Material for the task –
▶

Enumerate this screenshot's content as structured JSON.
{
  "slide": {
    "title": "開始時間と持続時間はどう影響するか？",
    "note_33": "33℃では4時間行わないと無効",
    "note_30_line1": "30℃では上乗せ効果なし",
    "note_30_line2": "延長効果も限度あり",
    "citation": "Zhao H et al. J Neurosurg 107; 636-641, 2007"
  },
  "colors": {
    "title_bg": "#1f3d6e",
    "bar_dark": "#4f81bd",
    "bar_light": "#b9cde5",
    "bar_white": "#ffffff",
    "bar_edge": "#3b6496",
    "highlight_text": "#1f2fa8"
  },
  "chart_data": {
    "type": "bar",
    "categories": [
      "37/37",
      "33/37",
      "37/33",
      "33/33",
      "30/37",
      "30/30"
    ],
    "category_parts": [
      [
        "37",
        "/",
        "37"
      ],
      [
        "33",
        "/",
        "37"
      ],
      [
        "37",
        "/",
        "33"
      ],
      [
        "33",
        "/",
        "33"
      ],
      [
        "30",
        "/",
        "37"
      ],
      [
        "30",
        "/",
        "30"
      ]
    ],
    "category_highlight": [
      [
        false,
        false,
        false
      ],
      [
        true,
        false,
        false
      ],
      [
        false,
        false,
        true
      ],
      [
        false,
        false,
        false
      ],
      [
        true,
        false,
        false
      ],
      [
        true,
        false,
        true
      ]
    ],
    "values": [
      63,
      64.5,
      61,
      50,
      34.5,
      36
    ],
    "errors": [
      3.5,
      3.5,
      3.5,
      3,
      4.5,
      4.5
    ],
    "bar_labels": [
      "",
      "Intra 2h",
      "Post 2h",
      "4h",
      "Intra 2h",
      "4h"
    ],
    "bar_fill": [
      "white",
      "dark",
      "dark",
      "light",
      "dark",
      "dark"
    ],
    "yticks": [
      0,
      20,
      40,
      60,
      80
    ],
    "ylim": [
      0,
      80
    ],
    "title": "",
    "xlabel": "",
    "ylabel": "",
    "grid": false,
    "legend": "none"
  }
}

◀

Given request –
Return the material in full, exactly as shown.

Expected answer –
Enumerate this screenshot's content as structured JSON.
{
  "slide": {
    "title": "開始時間と持続時間はどう影響するか？",
    "note_33": "33℃では4時間行わないと無効",
    "note_30_line1": "30℃では上乗せ効果なし",
    "note_30_line2": "延長効果も限度あり",
    "citation": "Zhao H et al. J Neurosurg 107; 636-641, 2007"
  },
  "colors": {
    "title_bg": "#1f3d6e",
    "bar_dark": "#4f81bd",
    "bar_light": "#b9cde5",
    "bar_white": "#ffffff",
    "bar_edge": "#3b6496",
    "highlight_text": "#1f2fa8"
  },
  "chart_data": {
    "type": "bar",
    "categories": [
      "37/37",
      "33/37",
      "37/33",
      "33/33",
      "30/37",
      "30/30"
    ],
    "category_parts": [
      [
        "37",
        "/",
        "37"
      ],
      [
        "33",
        "/",
        "37"
      ],
      [
        "37",
        "/",
        "33"
      ],
      [
        "33",
        "/",
        "33"
      ],
      [
        "30",
        "/",
        "37"
      ],
      [
        "30",
        "/",
        "30"
      ]
    ],
    "category_highlight": [
      [
        false,
        false,
        false
      ],
      [
        true,
        false,
        false
      ],
      [
        false,
        false,
        true
      ],
      [
        false,
        false,
        false
      ],
      [
        true,
        false,
        false
      ],
      [
        true,
        false,
        true
      ]
    ],
    "values": [
      63,
      64.5,
      61,
      50,
      34.5,
      36
    ],
    "errors": [
      3.5,
      3.5,
      3.5,
      3,
      4.5,
      4.5
    ],
    "bar_labels": [
      "",
      "Intra 2h",
      "Post 2h",
      "4h",
      "Intra 2h",
      "4h"
    ],
    "bar_fill": [
      "white",
      "dark",
      "dark",
      "light",
      "dark",
      "dark"
    ],
    "yticks": [
      0,
      20,
      40,
      60,
      80
    ],
    "ylim": [
      0,
      80
    ],
    "title": "",
    "xlabel": "",
    "ylabel": "",
    "grid": false,
    "legend": "none"
  }
}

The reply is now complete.